Dataset excerpt
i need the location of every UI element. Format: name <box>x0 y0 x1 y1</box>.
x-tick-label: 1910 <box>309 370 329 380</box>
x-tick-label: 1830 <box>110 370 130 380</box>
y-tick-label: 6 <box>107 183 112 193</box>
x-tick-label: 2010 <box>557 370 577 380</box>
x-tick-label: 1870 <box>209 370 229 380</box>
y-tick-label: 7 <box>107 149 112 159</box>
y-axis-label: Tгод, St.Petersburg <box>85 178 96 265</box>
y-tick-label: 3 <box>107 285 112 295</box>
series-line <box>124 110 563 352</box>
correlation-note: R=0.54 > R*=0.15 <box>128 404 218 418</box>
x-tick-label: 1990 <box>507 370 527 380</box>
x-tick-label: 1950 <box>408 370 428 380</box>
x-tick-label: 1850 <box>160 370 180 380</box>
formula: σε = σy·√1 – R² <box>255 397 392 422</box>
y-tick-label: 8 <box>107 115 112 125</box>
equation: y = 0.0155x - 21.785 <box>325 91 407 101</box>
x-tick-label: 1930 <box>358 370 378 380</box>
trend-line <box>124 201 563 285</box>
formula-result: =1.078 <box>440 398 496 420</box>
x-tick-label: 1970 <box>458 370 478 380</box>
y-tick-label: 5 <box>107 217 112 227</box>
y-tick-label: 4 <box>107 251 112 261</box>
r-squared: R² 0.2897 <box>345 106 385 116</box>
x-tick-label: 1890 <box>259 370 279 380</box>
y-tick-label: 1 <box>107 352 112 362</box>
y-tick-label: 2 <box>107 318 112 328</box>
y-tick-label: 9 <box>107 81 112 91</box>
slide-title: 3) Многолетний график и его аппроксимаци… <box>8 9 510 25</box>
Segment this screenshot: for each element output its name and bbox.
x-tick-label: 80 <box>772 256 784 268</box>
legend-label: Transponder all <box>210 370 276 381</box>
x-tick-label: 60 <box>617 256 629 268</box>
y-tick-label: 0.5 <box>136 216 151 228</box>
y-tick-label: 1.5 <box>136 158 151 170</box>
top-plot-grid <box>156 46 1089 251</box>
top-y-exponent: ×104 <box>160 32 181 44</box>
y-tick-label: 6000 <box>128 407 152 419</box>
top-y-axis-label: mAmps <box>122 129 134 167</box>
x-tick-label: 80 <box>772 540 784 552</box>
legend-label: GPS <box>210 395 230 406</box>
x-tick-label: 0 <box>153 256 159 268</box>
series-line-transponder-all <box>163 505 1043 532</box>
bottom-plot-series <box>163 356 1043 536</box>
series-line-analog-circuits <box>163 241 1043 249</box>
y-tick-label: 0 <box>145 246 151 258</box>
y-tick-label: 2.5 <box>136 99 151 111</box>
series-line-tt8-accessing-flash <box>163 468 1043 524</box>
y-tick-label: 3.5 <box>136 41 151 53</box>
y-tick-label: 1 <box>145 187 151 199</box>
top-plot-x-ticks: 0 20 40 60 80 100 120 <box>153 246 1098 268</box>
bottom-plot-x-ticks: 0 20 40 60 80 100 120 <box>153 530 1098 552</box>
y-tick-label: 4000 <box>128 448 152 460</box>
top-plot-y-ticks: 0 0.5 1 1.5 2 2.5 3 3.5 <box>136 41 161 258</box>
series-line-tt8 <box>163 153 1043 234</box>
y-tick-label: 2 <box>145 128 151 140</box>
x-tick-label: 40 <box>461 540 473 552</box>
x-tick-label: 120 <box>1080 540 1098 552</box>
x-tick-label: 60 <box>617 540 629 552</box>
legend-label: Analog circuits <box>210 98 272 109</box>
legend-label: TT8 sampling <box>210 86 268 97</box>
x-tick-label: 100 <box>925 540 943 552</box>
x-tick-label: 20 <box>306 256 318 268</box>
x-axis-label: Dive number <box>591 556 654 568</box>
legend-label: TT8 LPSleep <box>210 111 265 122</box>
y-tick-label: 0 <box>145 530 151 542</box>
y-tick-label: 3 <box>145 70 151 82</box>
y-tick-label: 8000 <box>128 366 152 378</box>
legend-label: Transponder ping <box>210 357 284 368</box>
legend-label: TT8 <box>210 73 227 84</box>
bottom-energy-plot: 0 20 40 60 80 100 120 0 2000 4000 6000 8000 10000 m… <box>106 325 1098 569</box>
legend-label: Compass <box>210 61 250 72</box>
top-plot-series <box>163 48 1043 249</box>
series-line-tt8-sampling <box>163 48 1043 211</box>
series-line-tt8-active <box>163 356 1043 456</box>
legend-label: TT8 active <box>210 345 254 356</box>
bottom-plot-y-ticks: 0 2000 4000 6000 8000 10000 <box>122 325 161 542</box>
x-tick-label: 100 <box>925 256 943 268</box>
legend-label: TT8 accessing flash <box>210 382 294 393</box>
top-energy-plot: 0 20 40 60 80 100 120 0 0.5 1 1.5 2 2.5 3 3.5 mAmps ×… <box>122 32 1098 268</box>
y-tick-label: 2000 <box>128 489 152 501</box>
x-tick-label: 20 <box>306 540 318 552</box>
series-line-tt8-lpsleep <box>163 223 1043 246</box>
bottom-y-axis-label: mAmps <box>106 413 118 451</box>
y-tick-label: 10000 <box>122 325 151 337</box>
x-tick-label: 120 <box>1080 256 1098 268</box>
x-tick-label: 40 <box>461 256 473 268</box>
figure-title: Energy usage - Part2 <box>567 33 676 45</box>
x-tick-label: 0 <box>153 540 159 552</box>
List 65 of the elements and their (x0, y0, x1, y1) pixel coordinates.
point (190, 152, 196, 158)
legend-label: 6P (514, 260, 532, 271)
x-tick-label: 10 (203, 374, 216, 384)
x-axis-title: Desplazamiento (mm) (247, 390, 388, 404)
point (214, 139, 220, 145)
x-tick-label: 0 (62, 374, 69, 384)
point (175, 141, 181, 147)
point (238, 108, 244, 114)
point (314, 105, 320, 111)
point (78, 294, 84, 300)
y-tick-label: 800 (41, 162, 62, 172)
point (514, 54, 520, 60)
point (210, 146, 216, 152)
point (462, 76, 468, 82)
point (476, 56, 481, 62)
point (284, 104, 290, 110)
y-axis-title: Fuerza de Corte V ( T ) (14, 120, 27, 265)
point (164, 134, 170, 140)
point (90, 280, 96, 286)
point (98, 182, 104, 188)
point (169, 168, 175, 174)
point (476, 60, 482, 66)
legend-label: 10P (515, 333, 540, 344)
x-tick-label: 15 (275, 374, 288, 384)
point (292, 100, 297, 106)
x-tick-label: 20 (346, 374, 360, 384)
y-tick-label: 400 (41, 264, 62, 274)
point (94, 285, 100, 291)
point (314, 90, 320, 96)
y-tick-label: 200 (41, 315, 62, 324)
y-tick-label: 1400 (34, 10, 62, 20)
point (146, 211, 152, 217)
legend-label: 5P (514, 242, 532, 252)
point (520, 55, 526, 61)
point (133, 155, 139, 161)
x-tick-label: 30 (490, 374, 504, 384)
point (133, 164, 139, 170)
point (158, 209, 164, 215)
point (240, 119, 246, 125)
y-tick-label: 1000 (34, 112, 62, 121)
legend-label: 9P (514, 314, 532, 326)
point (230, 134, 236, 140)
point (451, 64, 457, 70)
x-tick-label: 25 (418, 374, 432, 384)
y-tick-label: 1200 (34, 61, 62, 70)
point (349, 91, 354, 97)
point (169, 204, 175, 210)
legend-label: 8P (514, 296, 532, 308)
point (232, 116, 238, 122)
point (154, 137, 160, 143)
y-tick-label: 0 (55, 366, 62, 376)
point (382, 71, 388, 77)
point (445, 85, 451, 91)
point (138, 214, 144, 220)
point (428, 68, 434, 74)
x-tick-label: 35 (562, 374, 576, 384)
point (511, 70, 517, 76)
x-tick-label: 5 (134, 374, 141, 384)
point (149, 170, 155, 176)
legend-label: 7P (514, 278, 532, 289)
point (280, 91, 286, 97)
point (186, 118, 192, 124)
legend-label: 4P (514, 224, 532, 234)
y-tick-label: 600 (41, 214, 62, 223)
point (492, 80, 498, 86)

WHAT YOU NEED TO DO:
Please put the entries into a numbered list, starting with the first line of the entries and ending with the line that contains "y-axis-label: Tгод, St.Petersburg", with both ends included. Leave out any blank lines.

EXERCISE RESULT:
1. i need the location of every UI element. Format: name <box>x0 y0 x1 y1</box>.
2. x-tick-label: 1910 <box>309 370 329 380</box>
3. x-tick-label: 1830 <box>110 370 130 380</box>
4. y-tick-label: 6 <box>107 183 112 193</box>
5. x-tick-label: 2010 <box>557 370 577 380</box>
6. x-tick-label: 1870 <box>209 370 229 380</box>
7. y-tick-label: 7 <box>107 149 112 159</box>
8. y-axis-label: Tгод, St.Petersburg <box>85 178 96 265</box>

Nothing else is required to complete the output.